SOURCE DATA:

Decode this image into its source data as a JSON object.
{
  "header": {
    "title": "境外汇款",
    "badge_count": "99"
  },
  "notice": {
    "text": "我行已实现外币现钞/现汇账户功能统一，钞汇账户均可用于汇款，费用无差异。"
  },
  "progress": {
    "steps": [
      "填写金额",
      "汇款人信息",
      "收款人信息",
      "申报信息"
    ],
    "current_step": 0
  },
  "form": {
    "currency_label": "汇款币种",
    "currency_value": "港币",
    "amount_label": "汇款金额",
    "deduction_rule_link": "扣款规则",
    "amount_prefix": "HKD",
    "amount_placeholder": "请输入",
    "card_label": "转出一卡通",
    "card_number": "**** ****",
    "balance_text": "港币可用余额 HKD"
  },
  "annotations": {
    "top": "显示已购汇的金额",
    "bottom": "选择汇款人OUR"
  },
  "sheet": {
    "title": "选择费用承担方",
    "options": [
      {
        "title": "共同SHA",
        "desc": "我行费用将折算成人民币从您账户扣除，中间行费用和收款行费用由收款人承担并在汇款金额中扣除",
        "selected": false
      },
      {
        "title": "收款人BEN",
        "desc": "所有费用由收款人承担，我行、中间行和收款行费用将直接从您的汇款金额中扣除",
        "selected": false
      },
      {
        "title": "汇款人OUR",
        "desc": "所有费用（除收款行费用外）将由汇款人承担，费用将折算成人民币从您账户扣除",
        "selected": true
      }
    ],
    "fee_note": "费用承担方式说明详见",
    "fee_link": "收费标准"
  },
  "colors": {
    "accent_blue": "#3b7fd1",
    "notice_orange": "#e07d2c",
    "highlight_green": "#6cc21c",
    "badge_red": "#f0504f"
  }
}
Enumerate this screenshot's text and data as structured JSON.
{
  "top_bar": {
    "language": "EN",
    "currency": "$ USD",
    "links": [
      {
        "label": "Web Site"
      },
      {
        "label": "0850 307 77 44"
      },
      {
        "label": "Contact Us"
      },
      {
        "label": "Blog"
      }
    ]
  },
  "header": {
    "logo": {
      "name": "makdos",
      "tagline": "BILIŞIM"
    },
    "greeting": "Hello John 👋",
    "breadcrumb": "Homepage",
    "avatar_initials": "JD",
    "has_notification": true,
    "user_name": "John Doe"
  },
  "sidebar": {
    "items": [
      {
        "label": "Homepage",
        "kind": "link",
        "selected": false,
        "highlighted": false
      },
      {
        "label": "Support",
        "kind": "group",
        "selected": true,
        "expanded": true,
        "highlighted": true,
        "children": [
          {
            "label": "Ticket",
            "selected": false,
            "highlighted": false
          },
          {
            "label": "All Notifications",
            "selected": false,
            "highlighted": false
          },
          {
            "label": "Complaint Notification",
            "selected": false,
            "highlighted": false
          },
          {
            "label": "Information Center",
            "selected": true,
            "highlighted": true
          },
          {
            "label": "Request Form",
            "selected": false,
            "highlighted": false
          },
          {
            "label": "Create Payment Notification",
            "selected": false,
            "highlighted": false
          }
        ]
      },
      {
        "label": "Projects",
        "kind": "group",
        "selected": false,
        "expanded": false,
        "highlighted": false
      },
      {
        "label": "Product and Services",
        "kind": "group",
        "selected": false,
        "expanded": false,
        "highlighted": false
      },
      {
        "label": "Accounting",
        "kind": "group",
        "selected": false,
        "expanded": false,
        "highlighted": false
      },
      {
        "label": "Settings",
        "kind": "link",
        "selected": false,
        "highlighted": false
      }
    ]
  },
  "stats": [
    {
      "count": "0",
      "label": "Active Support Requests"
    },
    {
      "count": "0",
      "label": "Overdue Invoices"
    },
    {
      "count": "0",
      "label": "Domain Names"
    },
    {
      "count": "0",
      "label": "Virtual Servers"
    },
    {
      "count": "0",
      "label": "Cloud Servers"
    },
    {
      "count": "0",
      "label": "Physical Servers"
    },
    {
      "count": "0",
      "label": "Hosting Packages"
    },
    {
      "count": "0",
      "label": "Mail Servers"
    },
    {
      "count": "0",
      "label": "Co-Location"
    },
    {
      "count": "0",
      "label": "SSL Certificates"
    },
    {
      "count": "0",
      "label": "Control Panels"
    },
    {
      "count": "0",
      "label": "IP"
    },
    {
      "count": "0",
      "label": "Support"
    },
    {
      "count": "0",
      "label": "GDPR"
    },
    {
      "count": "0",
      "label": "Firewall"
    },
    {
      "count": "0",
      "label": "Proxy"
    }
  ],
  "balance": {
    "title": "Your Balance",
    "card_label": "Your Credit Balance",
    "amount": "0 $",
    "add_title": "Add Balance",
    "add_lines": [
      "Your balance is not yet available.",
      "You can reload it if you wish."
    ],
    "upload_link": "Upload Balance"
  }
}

THE REQUEST:
From the entries above, pull out each line that includes "Your".

SOLUTION FOR THIS PROBLEM:
    "title": "Your Balance",
    "card_label": "Your Credit Balance",
      "Your balance is not yet available.",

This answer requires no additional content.